### [The task]
Pictures do not belong in the copy; transcribe everything else in the records exactly.

### [Provided records]

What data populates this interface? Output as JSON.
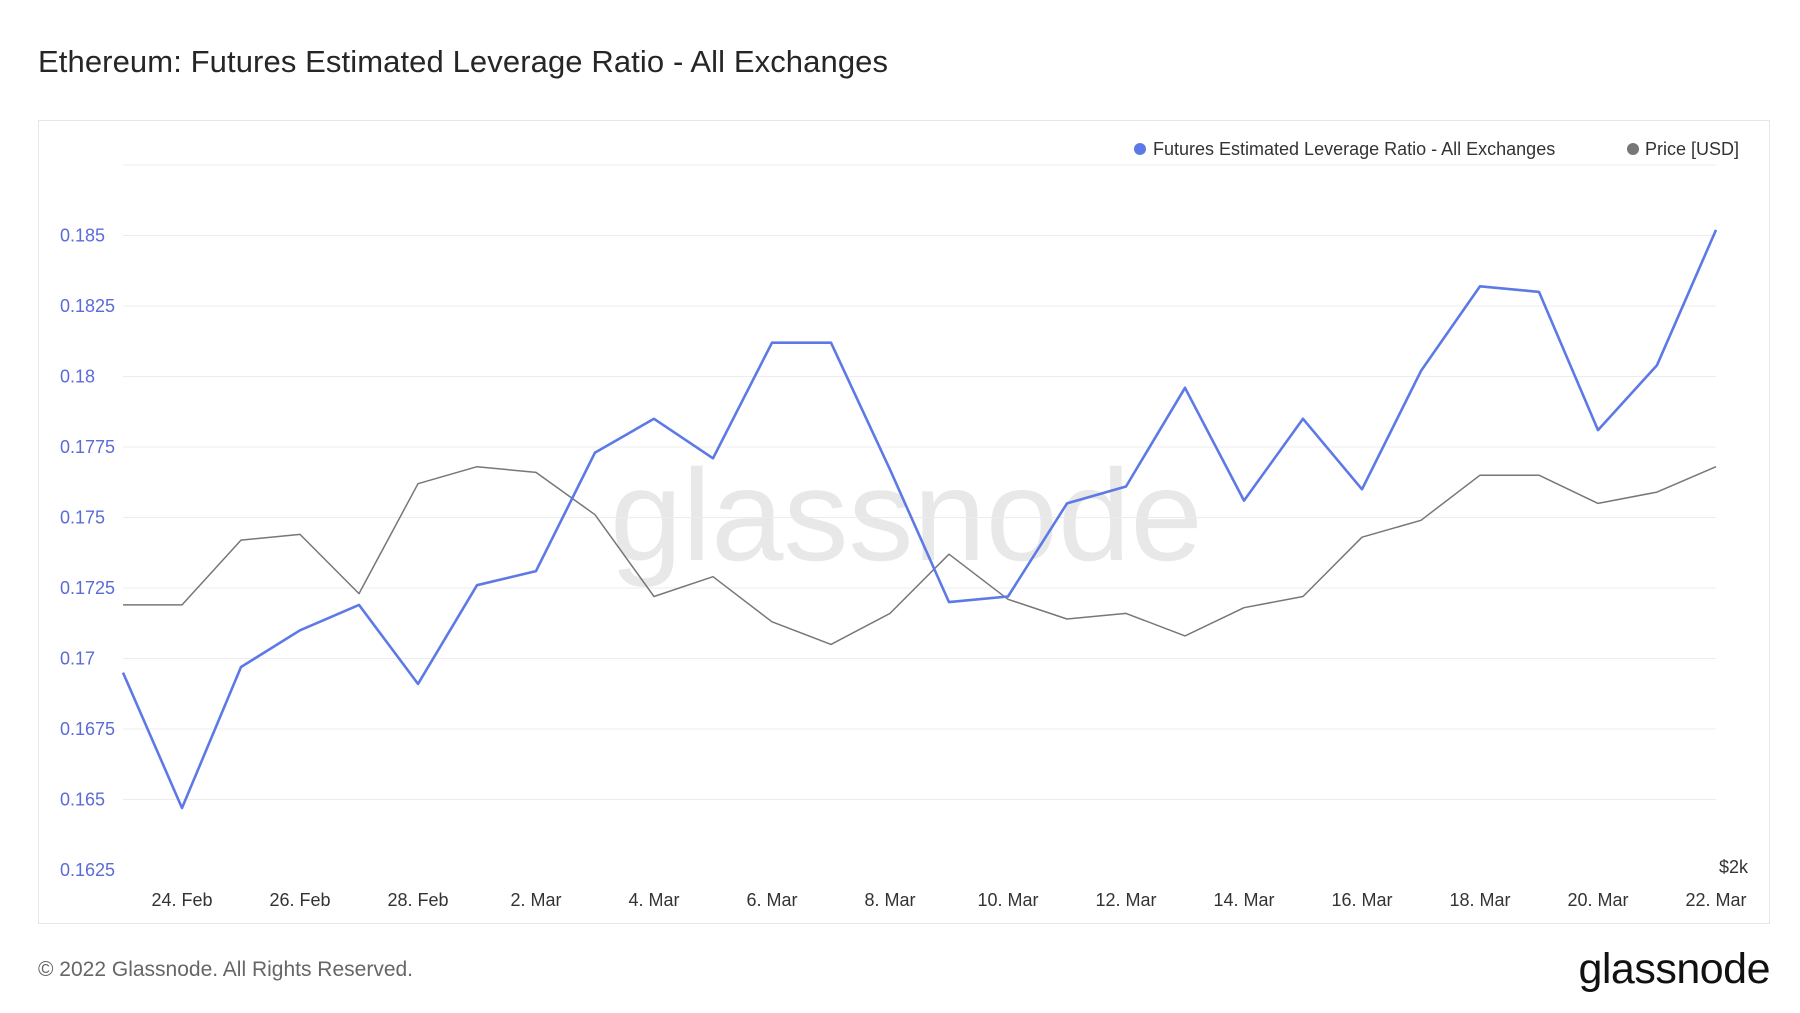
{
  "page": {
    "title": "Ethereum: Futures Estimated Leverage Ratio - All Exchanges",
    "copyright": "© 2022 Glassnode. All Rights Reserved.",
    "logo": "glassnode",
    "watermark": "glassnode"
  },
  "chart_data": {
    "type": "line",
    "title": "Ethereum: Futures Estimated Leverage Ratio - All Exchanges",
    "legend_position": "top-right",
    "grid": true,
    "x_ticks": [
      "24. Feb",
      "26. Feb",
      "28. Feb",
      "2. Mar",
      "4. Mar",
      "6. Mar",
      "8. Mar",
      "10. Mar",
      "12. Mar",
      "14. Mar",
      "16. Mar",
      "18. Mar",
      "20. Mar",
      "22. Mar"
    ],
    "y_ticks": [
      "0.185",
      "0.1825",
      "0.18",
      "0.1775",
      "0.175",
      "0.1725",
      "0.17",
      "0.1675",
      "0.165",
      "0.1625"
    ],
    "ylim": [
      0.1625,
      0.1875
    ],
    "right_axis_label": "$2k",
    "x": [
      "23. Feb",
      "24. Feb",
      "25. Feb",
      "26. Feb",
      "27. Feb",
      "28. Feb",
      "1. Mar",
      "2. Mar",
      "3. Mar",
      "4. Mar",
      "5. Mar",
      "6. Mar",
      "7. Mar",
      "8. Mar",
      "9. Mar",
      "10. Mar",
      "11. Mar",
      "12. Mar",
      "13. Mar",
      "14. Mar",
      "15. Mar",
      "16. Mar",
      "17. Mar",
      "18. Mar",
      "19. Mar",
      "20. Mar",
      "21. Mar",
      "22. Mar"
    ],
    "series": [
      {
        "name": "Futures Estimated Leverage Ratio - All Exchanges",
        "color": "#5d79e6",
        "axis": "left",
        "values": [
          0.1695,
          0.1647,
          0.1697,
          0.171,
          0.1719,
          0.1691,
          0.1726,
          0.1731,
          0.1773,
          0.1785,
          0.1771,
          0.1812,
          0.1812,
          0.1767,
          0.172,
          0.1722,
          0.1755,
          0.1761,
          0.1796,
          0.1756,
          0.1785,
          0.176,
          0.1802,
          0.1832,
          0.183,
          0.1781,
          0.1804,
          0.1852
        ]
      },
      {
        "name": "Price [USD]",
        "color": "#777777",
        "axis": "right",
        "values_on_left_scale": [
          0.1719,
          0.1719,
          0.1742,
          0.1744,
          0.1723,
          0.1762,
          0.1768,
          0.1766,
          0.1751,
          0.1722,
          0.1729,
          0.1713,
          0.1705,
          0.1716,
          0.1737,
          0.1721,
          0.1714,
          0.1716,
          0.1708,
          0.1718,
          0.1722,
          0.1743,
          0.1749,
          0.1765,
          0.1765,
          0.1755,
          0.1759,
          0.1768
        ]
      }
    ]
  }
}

### [Exercise output]
What data populates this interface? Output as JSON.
{
  "page": {
    "title": "Ethereum: Futures Estimated Leverage Ratio - All Exchanges",
    "copyright": "© 2022 Glassnode. All Rights Reserved.",
    "logo": "glassnode",
    "watermark": "glassnode"
  },
  "chart_data": {
    "type": "line",
    "title": "Ethereum: Futures Estimated Leverage Ratio - All Exchanges",
    "legend_position": "top-right",
    "grid": true,
    "x_ticks": [
      "24. Feb",
      "26. Feb",
      "28. Feb",
      "2. Mar",
      "4. Mar",
      "6. Mar",
      "8. Mar",
      "10. Mar",
      "12. Mar",
      "14. Mar",
      "16. Mar",
      "18. Mar",
      "20. Mar",
      "22. Mar"
    ],
    "y_ticks": [
      "0.185",
      "0.1825",
      "0.18",
      "0.1775",
      "0.175",
      "0.1725",
      "0.17",
      "0.1675",
      "0.165",
      "0.1625"
    ],
    "ylim": [
      0.1625,
      0.1875
    ],
    "right_axis_label": "$2k",
    "x": [
      "23. Feb",
      "24. Feb",
      "25. Feb",
      "26. Feb",
      "27. Feb",
      "28. Feb",
      "1. Mar",
      "2. Mar",
      "3. Mar",
      "4. Mar",
      "5. Mar",
      "6. Mar",
      "7. Mar",
      "8. Mar",
      "9. Mar",
      "10. Mar",
      "11. Mar",
      "12. Mar",
      "13. Mar",
      "14. Mar",
      "15. Mar",
      "16. Mar",
      "17. Mar",
      "18. Mar",
      "19. Mar",
      "20. Mar",
      "21. Mar",
      "22. Mar"
    ],
    "series": [
      {
        "name": "Futures Estimated Leverage Ratio - All Exchanges",
        "color": "#5d79e6",
        "axis": "left",
        "values": [
          0.1695,
          0.1647,
          0.1697,
          0.171,
          0.1719,
          0.1691,
          0.1726,
          0.1731,
          0.1773,
          0.1785,
          0.1771,
          0.1812,
          0.1812,
          0.1767,
          0.172,
          0.1722,
          0.1755,
          0.1761,
          0.1796,
          0.1756,
          0.1785,
          0.176,
          0.1802,
          0.1832,
          0.183,
          0.1781,
          0.1804,
          0.1852
        ]
      },
      {
        "name": "Price [USD]",
        "color": "#777777",
        "axis": "right",
        "values_on_left_scale": [
          0.1719,
          0.1719,
          0.1742,
          0.1744,
          0.1723,
          0.1762,
          0.1768,
          0.1766,
          0.1751,
          0.1722,
          0.1729,
          0.1713,
          0.1705,
          0.1716,
          0.1737,
          0.1721,
          0.1714,
          0.1716,
          0.1708,
          0.1718,
          0.1722,
          0.1743,
          0.1749,
          0.1765,
          0.1765,
          0.1755,
          0.1759,
          0.1768
        ]
      }
    ]
  }
}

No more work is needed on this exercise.